Reproduce each record exactly.

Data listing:
** Begin **

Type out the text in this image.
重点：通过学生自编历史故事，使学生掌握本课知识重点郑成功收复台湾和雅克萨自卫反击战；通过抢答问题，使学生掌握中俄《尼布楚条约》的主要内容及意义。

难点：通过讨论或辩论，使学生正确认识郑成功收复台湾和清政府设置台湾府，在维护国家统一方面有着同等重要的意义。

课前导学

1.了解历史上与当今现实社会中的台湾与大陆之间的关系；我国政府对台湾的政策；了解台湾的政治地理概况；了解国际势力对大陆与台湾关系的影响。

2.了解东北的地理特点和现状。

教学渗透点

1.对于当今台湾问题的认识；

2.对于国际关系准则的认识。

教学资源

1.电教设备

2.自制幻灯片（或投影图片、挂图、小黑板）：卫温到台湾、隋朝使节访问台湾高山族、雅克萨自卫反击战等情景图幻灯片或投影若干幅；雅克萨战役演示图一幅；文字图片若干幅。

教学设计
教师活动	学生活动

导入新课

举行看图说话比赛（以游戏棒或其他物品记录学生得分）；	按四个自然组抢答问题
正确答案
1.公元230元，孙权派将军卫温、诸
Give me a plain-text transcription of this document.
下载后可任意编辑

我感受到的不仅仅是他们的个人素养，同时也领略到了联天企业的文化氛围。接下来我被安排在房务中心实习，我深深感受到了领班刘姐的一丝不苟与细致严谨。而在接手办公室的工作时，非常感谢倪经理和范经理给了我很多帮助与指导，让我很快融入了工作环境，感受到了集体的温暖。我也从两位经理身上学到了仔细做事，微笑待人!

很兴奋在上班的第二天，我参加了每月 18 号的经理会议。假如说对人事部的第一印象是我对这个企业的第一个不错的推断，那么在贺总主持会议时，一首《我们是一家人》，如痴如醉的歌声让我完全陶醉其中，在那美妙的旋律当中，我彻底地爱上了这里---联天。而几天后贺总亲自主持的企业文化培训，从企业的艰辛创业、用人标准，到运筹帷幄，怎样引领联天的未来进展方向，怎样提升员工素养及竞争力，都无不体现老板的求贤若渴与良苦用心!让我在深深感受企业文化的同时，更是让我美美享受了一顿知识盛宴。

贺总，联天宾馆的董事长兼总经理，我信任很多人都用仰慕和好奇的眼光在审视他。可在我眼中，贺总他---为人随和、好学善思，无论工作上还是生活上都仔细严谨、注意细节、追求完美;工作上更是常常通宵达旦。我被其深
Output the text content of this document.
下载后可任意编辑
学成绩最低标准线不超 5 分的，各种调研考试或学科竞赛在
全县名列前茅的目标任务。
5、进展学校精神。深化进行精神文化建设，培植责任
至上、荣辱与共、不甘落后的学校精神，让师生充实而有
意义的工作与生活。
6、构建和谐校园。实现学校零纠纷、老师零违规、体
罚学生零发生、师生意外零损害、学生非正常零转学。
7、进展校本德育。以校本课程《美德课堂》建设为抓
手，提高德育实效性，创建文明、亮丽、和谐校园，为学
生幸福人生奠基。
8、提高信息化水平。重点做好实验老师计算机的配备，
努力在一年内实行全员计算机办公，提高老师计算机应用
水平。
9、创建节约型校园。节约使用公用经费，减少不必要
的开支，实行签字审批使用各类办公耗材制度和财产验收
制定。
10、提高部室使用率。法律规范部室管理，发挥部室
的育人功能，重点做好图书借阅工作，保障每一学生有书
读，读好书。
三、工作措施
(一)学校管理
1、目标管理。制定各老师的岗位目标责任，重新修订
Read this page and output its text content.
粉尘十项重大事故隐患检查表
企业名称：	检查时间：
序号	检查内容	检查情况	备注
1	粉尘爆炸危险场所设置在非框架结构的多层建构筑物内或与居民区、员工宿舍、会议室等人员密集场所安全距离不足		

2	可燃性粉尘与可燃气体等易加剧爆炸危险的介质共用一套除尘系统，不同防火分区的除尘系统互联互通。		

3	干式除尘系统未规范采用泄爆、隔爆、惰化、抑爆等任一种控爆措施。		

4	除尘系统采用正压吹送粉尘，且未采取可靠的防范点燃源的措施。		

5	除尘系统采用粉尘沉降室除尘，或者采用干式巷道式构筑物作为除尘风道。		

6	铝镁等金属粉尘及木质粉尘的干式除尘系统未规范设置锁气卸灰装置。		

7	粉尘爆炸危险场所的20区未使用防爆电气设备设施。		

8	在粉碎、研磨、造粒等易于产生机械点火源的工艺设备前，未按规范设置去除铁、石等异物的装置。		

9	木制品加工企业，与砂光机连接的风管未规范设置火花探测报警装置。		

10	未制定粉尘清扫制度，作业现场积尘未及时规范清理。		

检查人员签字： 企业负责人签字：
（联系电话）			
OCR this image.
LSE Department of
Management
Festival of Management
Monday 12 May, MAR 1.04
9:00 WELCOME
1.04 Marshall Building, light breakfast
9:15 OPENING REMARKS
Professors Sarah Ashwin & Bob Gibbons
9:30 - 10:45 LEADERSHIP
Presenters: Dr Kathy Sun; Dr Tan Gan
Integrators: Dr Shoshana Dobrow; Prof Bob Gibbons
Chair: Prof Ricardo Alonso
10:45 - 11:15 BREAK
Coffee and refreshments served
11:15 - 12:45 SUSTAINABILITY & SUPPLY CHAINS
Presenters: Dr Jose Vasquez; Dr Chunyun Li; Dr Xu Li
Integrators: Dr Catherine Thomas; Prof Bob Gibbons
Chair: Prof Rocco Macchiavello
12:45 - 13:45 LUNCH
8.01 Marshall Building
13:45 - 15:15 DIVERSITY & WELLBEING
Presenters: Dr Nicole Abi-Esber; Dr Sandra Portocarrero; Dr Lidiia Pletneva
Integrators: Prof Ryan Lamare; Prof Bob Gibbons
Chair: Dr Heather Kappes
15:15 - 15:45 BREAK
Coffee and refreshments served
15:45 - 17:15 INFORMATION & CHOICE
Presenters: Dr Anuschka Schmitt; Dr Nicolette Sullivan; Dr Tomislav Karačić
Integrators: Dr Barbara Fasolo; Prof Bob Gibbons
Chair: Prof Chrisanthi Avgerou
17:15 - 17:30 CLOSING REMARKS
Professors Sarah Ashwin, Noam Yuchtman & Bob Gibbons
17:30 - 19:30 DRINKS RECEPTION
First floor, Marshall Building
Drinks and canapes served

** End **

• [Response to the task]:
Type out the text in this image.
重点：通过学生自编历史故事，使学生掌握本课知识重点郑成功收复台湾和雅克萨自卫反击战；通过抢答问题，使学生掌握中俄《尼布楚条约》的主要内容及意义。

难点：通过讨论或辩论，使学生正确认识郑成功收复台湾和清政府设置台湾府，在维护国家统一方面有着同等重要的意义。

课前导学

1.了解历史上与当今现实社会中的台湾与大陆之间的关系；我国政府对台湾的政策；了解台湾的政治地理概况；了解国际势力对大陆与台湾关系的影响。

2.了解东北的地理特点和现状。

教学渗透点

1.对于当今台湾问题的认识；

2.对于国际关系准则的认识。

教学资源

1.电教设备

2.自制幻灯片（或投影图片、挂图、小黑板）：卫温到台湾、隋朝使节访问台湾高山族、雅克萨自卫反击战等情景图幻灯片或投影若干幅；雅克萨战役演示图一幅；文字图片若干幅。

教学设计
教师活动	学生活动

导入新课

举行看图说话比赛（以游戏棒或其他物品记录学生得分）；	按四个自然组抢答问题
正确答案
1.公元230元，孙权派将军卫温、诸
Give me a plain-text transcription of this document.
下载后可任意编辑

我感受到的不仅仅是他们的个人素养，同时也领略到了联天企业的文化氛围。接下来我被安排在房务中心实习，我深深感受到了领班刘姐的一丝不苟与细致严谨。而在接手办公室的工作时，非常感谢倪经理和范经理给了我很多帮助与指导，让我很快融入了工作环境，感受到了集体的温暖。我也从两位经理身上学到了仔细做事，微笑待人!

很兴奋在上班的第二天，我参加了每月 18 号的经理会议。假如说对人事部的第一印象是我对这个企业的第一个不错的推断，那么在贺总主持会议时，一首《我们是一家人》，如痴如醉的歌声让我完全陶醉其中，在那美妙的旋律当中，我彻底地爱上了这里---联天。而几天后贺总亲自主持的企业文化培训，从企业的艰辛创业、用人标准，到运筹帷幄，怎样引领联天的未来进展方向，怎样提升员工素养及竞争力，都无不体现老板的求贤若渴与良苦用心!让我在深深感受企业文化的同时，更是让我美美享受了一顿知识盛宴。

贺总，联天宾馆的董事长兼总经理，我信任很多人都用仰慕和好奇的眼光在审视他。可在我眼中，贺总他---为人随和、好学善思，无论工作上还是生活上都仔细严谨、注意细节、追求完美;工作上更是常常通宵达旦。我被其深
Output the text content of this document.
下载后可任意编辑
学成绩最低标准线不超 5 分的，各种调研考试或学科竞赛在
全县名列前茅的目标任务。
5、进展学校精神。深化进行精神文化建设，培植责任
至上、荣辱与共、不甘落后的学校精神，让师生充实而有
意义的工作与生活。
6、构建和谐校园。实现学校零纠纷、老师零违规、体
罚学生零发生、师生意外零损害、学生非正常零转学。
7、进展校本德育。以校本课程《美德课堂》建设为抓
手，提高德育实效性，创建文明、亮丽、和谐校园，为学
生幸福人生奠基。
8、提高信息化水平。重点做好实验老师计算机的配备，
努力在一年内实行全员计算机办公，提高老师计算机应用
水平。
9、创建节约型校园。节约使用公用经费，减少不必要
的开支，实行签字审批使用各类办公耗材制度和财产验收
制定。
10、提高部室使用率。法律规范部室管理，发挥部室
的育人功能，重点做好图书借阅工作，保障每一学生有书
读，读好书。
三、工作措施
(一)学校管理
1、目标管理。制定各老师的岗位目标责任，重新修订
Read this page and output its text content.
粉尘十项重大事故隐患检查表
企业名称：	检查时间：
序号	检查内容	检查情况	备注
1	粉尘爆炸危险场所设置在非框架结构的多层建构筑物内或与居民区、员工宿舍、会议室等人员密集场所安全距离不足		

2	可燃性粉尘与可燃气体等易加剧爆炸危险的介质共用一套除尘系统，不同防火分区的除尘系统互联互通。		

3	干式除尘系统未规范采用泄爆、隔爆、惰化、抑爆等任一种控爆措施。		

4	除尘系统采用正压吹送粉尘，且未采取可靠的防范点燃源的措施。		

5	除尘系统采用粉尘沉降室除尘，或者采用干式巷道式构筑物作为除尘风道。		

6	铝镁等金属粉尘及木质粉尘的干式除尘系统未规范设置锁气卸灰装置。		

7	粉尘爆炸危险场所的20区未使用防爆电气设备设施。		

8	在粉碎、研磨、造粒等易于产生机械点火源的工艺设备前，未按规范设置去除铁、石等异物的装置。		

9	木制品加工企业，与砂光机连接的风管未规范设置火花探测报警装置。		

10	未制定粉尘清扫制度，作业现场积尘未及时规范清理。		

检查人员签字： 企业负责人签字：
（联系电话）			
OCR this image.
LSE Department of
Management
Festival of Management
Monday 12 May, MAR 1.04
9:00 WELCOME
1.04 Marshall Building, light breakfast
9:15 OPENING REMARKS
Professors Sarah Ashwin & Bob Gibbons
9:30 - 10:45 LEADERSHIP
Presenters: Dr Kathy Sun; Dr Tan Gan
Integrators: Dr Shoshana Dobrow; Prof Bob Gibbons
Chair: Prof Ricardo Alonso
10:45 - 11:15 BREAK
Coffee and refreshments served
11:15 - 12:45 SUSTAINABILITY & SUPPLY CHAINS
Presenters: Dr Jose Vasquez; Dr Chunyun Li; Dr Xu Li
Integrators: Dr Catherine Thomas; Prof Bob Gibbons
Chair: Prof Rocco Macchiavello
12:45 - 13:45 LUNCH
8.01 Marshall Building
13:45 - 15:15 DIVERSITY & WELLBEING
Presenters: Dr Nicole Abi-Esber; Dr Sandra Portocarrero; Dr Lidiia Pletneva
Integrators: Prof Ryan Lamare; Prof Bob Gibbons
Chair: Dr Heather Kappes
15:15 - 15:45 BREAK
Coffee and refreshments served
15:45 - 17:15 INFORMATION & CHOICE
Presenters: Dr Anuschka Schmitt; Dr Nicolette Sullivan; Dr Tomislav Karačić
Integrators: Dr Barbara Fasolo; Prof Bob Gibbons
Chair: Prof Chrisanthi Avgerou
17:15 - 17:30 CLOSING REMARKS
Professors Sarah Ashwin, Noam Yuchtman & Bob Gibbons
17:30 - 19:30 DRINKS RECEPTION
First floor, Marshall Building
Drinks and canapes served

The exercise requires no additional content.